───── Input for this task ─────

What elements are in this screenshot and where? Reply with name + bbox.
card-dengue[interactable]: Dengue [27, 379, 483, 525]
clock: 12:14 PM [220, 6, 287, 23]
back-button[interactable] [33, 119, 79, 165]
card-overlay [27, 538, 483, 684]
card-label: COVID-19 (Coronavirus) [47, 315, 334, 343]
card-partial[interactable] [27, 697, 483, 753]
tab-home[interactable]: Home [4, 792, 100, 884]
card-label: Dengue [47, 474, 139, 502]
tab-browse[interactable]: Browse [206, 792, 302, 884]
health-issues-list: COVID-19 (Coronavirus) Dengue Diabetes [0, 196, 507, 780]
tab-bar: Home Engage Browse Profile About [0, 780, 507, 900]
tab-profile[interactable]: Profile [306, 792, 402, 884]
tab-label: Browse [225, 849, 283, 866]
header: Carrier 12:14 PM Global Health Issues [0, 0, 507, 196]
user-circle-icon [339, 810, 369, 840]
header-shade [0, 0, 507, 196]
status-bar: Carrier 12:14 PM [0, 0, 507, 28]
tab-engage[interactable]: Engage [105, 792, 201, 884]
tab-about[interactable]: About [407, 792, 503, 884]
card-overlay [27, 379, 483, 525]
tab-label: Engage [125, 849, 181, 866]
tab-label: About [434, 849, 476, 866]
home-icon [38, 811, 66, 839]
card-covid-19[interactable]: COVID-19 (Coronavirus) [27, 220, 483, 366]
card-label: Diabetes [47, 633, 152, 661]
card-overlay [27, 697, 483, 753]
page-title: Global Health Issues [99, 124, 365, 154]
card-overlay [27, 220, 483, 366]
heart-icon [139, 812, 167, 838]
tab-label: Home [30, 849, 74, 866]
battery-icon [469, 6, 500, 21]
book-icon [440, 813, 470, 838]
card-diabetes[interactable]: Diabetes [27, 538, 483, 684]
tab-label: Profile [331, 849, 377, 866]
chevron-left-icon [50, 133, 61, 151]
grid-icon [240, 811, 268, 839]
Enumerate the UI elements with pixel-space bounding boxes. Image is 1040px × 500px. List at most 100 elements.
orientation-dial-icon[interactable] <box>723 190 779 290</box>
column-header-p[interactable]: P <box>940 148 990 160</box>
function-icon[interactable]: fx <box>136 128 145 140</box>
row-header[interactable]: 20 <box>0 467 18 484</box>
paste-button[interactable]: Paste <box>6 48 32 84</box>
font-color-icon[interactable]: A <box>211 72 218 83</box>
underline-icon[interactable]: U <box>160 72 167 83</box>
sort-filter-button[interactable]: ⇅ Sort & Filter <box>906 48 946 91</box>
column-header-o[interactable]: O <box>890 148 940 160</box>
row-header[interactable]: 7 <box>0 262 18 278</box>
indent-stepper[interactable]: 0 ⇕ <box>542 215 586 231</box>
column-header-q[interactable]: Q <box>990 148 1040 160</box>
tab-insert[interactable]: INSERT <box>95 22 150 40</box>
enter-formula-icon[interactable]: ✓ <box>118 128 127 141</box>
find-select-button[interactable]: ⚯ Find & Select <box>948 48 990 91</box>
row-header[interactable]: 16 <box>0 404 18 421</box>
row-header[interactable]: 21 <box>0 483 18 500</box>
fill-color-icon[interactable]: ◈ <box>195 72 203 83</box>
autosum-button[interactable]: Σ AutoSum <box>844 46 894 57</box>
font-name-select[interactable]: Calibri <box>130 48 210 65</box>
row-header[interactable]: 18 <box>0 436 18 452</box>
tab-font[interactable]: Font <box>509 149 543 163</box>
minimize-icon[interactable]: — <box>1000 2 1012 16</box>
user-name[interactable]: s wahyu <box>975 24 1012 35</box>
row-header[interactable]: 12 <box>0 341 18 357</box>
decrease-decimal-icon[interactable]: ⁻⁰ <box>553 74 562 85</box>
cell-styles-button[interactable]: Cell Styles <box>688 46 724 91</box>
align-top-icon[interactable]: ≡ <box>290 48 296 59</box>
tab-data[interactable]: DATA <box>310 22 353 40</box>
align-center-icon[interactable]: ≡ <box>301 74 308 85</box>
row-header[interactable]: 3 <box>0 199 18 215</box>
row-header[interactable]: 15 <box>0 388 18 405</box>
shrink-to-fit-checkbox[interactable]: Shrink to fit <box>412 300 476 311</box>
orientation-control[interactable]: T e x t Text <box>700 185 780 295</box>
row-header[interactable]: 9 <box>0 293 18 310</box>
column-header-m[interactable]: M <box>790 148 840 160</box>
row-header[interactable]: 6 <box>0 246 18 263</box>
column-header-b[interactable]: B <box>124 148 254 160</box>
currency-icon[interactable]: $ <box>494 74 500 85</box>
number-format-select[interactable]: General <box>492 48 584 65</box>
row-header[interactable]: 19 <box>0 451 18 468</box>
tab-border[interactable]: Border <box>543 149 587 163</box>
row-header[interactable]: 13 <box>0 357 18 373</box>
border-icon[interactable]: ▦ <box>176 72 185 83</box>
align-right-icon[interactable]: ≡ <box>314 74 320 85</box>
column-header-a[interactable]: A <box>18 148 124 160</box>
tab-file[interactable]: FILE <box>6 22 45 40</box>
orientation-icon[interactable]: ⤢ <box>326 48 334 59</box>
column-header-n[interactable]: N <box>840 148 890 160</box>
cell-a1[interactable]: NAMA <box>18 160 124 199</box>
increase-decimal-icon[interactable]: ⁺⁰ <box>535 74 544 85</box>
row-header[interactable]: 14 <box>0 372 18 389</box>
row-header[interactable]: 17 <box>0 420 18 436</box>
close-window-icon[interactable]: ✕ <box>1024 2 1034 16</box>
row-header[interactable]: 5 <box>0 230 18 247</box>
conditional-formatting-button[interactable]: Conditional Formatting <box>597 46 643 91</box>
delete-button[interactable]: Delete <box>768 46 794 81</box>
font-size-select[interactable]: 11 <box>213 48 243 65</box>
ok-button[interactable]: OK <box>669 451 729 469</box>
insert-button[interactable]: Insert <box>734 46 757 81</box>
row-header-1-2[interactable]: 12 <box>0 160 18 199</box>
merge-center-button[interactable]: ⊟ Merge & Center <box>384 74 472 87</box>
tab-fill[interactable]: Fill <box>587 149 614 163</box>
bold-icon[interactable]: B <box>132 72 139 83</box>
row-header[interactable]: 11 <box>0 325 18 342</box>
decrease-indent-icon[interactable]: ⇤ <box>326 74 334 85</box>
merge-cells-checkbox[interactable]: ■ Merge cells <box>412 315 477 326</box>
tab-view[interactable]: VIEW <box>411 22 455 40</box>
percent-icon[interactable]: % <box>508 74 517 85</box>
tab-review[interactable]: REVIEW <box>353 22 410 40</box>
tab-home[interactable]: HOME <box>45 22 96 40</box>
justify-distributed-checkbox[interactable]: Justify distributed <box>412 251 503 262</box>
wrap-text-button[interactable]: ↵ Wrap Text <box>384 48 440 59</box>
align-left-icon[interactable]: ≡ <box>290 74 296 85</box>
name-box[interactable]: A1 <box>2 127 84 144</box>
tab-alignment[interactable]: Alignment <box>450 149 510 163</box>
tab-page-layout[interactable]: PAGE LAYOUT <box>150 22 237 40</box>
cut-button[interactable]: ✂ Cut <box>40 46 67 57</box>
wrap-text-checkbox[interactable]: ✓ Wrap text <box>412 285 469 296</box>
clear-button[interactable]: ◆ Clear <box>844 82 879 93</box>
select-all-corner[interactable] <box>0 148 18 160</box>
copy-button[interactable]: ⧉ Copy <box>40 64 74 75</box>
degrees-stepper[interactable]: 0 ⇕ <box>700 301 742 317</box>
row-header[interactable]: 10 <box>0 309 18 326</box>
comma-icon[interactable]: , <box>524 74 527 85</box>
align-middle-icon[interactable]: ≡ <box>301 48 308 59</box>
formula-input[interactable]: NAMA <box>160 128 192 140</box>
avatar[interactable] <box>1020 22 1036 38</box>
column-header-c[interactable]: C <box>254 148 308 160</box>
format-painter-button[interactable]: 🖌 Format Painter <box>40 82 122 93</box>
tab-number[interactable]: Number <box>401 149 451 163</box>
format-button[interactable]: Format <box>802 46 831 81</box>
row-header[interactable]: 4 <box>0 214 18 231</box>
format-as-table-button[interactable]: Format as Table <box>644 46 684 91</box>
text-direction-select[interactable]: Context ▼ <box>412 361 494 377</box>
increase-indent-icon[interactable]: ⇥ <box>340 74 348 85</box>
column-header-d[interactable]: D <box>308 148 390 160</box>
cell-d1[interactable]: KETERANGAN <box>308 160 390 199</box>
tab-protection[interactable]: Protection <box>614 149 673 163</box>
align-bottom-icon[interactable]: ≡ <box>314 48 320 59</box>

─────

• **Task to complete**: A complete answer gives every line of the records holding "merge".

• **The answer**:
merge-center-button[interactable]: ⊟ Merge & Center <box>384 74 472 87</box>
merge-cells-checkbox[interactable]: ■ Merge cells <box>412 315 477 326</box>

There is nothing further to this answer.